╭──

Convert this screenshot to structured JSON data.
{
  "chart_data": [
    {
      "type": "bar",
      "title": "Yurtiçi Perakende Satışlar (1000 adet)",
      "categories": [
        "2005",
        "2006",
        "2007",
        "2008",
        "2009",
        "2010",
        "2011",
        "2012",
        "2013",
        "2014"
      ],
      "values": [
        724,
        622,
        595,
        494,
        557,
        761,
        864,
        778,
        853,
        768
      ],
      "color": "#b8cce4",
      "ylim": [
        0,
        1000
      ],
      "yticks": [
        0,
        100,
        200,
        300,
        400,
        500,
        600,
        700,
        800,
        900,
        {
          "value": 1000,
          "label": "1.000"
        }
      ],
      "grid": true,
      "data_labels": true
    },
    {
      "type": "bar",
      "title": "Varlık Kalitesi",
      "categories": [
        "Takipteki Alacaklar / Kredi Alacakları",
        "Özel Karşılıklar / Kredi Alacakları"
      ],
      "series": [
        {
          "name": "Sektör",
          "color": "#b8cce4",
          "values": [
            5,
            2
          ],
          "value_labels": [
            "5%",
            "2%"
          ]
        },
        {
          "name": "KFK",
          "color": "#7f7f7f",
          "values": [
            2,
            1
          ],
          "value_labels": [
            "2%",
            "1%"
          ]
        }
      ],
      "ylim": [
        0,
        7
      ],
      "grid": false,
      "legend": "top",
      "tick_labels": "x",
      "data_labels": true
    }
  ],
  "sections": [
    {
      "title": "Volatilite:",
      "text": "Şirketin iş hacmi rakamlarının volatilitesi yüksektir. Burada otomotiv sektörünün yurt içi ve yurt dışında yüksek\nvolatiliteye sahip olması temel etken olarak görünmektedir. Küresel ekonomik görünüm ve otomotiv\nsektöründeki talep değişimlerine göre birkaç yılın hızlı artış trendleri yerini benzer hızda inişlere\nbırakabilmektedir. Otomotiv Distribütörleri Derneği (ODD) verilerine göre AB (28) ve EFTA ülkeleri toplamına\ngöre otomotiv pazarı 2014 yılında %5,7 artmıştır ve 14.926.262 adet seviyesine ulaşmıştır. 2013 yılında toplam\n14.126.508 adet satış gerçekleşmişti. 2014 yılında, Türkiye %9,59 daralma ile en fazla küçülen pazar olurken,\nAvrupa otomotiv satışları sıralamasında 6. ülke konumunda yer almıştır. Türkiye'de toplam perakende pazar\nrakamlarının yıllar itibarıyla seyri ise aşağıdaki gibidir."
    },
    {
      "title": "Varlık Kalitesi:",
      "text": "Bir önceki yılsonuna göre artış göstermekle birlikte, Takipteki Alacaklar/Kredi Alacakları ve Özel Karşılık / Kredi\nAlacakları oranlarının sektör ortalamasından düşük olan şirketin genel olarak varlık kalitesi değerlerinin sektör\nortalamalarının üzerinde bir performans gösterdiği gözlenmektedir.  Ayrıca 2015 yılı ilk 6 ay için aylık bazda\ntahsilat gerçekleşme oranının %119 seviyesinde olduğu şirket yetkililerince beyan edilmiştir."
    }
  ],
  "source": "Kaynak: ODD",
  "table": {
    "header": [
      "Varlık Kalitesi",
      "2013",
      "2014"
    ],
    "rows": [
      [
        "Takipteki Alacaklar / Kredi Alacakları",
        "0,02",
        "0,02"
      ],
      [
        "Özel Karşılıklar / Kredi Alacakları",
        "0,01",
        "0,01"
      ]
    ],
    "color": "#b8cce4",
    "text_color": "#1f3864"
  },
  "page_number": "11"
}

╰──

• TASK DESCRIPTION
Retype all of the material above with every character intact.

• EXERCISE RESPONSE
Convert this screenshot to structured JSON data.
{
  "chart_data": [
    {
      "type": "bar",
      "title": "Yurtiçi Perakende Satışlar (1000 adet)",
      "categories": [
        "2005",
        "2006",
        "2007",
        "2008",
        "2009",
        "2010",
        "2011",
        "2012",
        "2013",
        "2014"
      ],
      "values": [
        724,
        622,
        595,
        494,
        557,
        761,
        864,
        778,
        853,
        768
      ],
      "color": "#b8cce4",
      "ylim": [
        0,
        1000
      ],
      "yticks": [
        0,
        100,
        200,
        300,
        400,
        500,
        600,
        700,
        800,
        900,
        {
          "value": 1000,
          "label": "1.000"
        }
      ],
      "grid": true,
      "data_labels": true
    },
    {
      "type": "bar",
      "title": "Varlık Kalitesi",
      "categories": [
        "Takipteki Alacaklar / Kredi Alacakları",
        "Özel Karşılıklar / Kredi Alacakları"
      ],
      "series": [
        {
          "name": "Sektör",
          "color": "#b8cce4",
          "values": [
            5,
            2
          ],
          "value_labels": [
            "5%",
            "2%"
          ]
        },
        {
          "name": "KFK",
          "color": "#7f7f7f",
          "values": [
            2,
            1
          ],
          "value_labels": [
            "2%",
            "1%"
          ]
        }
      ],
      "ylim": [
        0,
        7
      ],
      "grid": false,
      "legend": "top",
      "tick_labels": "x",
      "data_labels": true
    }
  ],
  "sections": [
    {
      "title": "Volatilite:",
      "text": "Şirketin iş hacmi rakamlarının volatilitesi yüksektir. Burada otomotiv sektörünün yurt içi ve yurt dışında yüksek\nvolatiliteye sahip olması temel etken olarak görünmektedir. Küresel ekonomik görünüm ve otomotiv\nsektöründeki talep değişimlerine göre birkaç yılın hızlı artış trendleri yerini benzer hızda inişlere\nbırakabilmektedir. Otomotiv Distribütörleri Derneği (ODD) verilerine göre AB (28) ve EFTA ülkeleri toplamına\ngöre otomotiv pazarı 2014 yılında %5,7 artmıştır ve 14.926.262 adet seviyesine ulaşmıştır. 2013 yılında toplam\n14.126.508 adet satış gerçekleşmişti. 2014 yılında, Türkiye %9,59 daralma ile en fazla küçülen pazar olurken,\nAvrupa otomotiv satışları sıralamasında 6. ülke konumunda yer almıştır. Türkiye'de toplam perakende pazar\nrakamlarının yıllar itibarıyla seyri ise aşağıdaki gibidir."
    },
    {
      "title": "Varlık Kalitesi:",
      "text": "Bir önceki yılsonuna göre artış göstermekle birlikte, Takipteki Alacaklar/Kredi Alacakları ve Özel Karşılık / Kredi\nAlacakları oranlarının sektör ortalamasından düşük olan şirketin genel olarak varlık kalitesi değerlerinin sektör\nortalamalarının üzerinde bir performans gösterdiği gözlenmektedir.  Ayrıca 2015 yılı ilk 6 ay için aylık bazda\ntahsilat gerçekleşme oranının %119 seviyesinde olduğu şirket yetkililerince beyan edilmiştir."
    }
  ],
  "source": "Kaynak: ODD",
  "table": {
    "header": [
      "Varlık Kalitesi",
      "2013",
      "2014"
    ],
    "rows": [
      [
        "Takipteki Alacaklar / Kredi Alacakları",
        "0,02",
        "0,02"
      ],
      [
        "Özel Karşılıklar / Kredi Alacakları",
        "0,01",
        "0,01"
      ]
    ],
    "color": "#b8cce4",
    "text_color": "#1f3864"
  },
  "page_number": "11"
}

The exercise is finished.